• **Objective**
Below are entries. Pull out all lines containing "Change".

.....

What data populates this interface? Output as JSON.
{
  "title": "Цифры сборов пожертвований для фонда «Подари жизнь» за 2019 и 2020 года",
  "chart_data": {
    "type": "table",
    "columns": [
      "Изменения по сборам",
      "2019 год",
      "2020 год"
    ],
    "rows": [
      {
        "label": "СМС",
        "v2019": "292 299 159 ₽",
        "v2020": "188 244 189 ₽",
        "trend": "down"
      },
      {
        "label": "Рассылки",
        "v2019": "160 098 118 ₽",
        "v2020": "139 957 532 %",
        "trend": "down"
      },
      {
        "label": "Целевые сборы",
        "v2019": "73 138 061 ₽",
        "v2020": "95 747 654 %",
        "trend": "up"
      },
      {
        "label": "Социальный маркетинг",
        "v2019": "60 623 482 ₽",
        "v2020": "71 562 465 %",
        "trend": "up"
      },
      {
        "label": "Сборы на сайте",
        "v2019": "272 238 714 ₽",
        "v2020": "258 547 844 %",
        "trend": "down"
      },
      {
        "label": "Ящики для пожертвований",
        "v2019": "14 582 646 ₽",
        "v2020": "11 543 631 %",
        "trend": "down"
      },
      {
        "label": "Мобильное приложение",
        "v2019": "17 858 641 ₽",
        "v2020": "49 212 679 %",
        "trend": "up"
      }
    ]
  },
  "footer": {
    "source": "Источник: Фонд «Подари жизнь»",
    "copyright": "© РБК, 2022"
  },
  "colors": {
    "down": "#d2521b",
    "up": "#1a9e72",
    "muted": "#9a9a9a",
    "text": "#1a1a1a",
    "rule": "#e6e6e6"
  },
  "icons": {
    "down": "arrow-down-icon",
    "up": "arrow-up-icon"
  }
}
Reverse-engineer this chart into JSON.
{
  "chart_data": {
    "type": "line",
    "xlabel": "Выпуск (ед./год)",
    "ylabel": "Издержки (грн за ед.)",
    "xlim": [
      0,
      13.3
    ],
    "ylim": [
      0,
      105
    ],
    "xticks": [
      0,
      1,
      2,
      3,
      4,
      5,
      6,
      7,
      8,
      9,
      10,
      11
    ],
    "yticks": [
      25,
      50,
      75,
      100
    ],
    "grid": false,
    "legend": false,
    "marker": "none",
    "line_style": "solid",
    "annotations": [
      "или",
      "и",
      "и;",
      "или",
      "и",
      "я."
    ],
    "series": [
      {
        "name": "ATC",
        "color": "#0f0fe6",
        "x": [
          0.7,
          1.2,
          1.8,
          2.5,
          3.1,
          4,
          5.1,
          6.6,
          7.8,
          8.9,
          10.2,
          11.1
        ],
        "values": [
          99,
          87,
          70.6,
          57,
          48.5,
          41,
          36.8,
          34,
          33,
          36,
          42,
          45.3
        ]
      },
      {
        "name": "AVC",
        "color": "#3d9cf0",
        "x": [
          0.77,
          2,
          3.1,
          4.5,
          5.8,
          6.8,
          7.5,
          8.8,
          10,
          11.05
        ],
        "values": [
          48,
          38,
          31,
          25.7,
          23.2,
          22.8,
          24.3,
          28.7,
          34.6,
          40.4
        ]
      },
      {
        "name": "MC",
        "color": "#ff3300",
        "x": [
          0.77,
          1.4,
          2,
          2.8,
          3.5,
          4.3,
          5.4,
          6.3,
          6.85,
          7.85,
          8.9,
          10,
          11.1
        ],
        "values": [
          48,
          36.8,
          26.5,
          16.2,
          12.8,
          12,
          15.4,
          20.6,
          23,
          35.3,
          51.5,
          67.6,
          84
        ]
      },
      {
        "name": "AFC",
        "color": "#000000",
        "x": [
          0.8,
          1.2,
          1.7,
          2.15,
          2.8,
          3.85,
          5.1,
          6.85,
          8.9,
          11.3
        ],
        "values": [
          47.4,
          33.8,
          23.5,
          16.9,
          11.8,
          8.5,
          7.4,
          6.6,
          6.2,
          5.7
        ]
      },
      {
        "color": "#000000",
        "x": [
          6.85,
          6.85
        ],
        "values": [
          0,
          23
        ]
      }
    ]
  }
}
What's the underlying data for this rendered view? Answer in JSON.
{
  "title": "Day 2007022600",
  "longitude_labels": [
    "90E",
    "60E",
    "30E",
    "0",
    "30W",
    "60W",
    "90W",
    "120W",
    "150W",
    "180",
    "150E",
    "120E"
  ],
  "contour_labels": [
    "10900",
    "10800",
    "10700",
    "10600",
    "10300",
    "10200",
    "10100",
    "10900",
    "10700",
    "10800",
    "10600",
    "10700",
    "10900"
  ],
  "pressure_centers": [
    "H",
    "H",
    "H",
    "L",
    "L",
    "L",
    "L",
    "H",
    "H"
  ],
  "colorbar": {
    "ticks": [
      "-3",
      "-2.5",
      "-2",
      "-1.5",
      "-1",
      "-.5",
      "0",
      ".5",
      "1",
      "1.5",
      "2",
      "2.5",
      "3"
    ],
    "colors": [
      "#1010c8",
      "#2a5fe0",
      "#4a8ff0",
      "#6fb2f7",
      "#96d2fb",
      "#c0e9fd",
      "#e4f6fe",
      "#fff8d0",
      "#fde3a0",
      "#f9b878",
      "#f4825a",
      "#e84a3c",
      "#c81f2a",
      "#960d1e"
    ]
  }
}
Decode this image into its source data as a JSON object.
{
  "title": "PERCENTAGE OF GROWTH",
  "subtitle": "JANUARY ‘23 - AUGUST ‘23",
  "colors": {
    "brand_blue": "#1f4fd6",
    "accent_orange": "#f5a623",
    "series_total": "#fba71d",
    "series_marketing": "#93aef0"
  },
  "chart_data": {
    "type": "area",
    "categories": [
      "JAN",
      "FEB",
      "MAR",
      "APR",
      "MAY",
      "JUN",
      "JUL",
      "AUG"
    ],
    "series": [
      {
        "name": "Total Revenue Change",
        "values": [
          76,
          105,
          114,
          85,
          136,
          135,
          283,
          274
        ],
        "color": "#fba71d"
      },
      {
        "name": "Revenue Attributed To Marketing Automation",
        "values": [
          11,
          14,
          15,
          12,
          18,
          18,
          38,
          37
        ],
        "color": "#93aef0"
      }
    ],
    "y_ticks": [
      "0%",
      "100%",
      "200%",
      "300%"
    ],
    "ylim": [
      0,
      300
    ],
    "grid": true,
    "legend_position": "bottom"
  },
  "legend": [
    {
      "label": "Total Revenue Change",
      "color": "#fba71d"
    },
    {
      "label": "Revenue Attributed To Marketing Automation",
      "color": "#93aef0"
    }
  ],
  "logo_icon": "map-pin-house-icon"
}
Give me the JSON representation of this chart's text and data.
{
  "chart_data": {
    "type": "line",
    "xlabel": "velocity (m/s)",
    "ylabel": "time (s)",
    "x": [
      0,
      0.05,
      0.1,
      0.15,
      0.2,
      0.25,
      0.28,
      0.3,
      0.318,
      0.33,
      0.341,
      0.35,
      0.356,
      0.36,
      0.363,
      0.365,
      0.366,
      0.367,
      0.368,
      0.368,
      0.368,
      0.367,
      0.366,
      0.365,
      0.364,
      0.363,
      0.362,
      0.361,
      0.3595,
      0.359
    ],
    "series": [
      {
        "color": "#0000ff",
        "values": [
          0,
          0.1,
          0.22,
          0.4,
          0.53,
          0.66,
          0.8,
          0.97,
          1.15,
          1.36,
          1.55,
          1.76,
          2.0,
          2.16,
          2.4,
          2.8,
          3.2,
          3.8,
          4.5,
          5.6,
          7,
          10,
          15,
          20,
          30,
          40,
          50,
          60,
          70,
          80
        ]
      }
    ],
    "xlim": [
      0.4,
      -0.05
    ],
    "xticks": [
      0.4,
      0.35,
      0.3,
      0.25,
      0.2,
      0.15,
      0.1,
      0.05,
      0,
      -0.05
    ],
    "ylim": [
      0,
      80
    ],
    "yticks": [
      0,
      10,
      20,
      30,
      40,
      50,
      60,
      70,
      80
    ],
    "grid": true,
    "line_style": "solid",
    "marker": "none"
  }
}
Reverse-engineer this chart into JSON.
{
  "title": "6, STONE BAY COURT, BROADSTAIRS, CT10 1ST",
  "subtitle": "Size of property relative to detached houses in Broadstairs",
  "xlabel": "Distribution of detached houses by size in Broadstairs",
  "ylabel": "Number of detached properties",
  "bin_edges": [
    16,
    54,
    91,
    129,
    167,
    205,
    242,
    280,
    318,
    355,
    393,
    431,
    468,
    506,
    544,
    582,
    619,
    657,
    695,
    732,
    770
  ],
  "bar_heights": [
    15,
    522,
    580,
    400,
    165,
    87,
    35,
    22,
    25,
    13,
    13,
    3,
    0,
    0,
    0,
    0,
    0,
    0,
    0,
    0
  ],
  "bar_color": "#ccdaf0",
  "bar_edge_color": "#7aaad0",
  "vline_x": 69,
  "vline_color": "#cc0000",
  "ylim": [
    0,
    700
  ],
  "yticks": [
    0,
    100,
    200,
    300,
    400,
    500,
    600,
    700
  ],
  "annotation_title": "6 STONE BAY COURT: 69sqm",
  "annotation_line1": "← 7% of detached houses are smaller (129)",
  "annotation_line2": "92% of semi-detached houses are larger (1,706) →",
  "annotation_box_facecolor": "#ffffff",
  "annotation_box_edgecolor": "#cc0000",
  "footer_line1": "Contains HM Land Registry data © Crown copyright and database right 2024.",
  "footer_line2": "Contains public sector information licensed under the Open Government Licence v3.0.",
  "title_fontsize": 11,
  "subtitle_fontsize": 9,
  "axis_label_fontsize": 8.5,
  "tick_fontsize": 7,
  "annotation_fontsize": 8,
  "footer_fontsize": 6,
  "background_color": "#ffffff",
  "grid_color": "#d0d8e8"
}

.....

• **Exercise answer**
        "name": "Total Revenue Change",
      "label": "Total Revenue Change",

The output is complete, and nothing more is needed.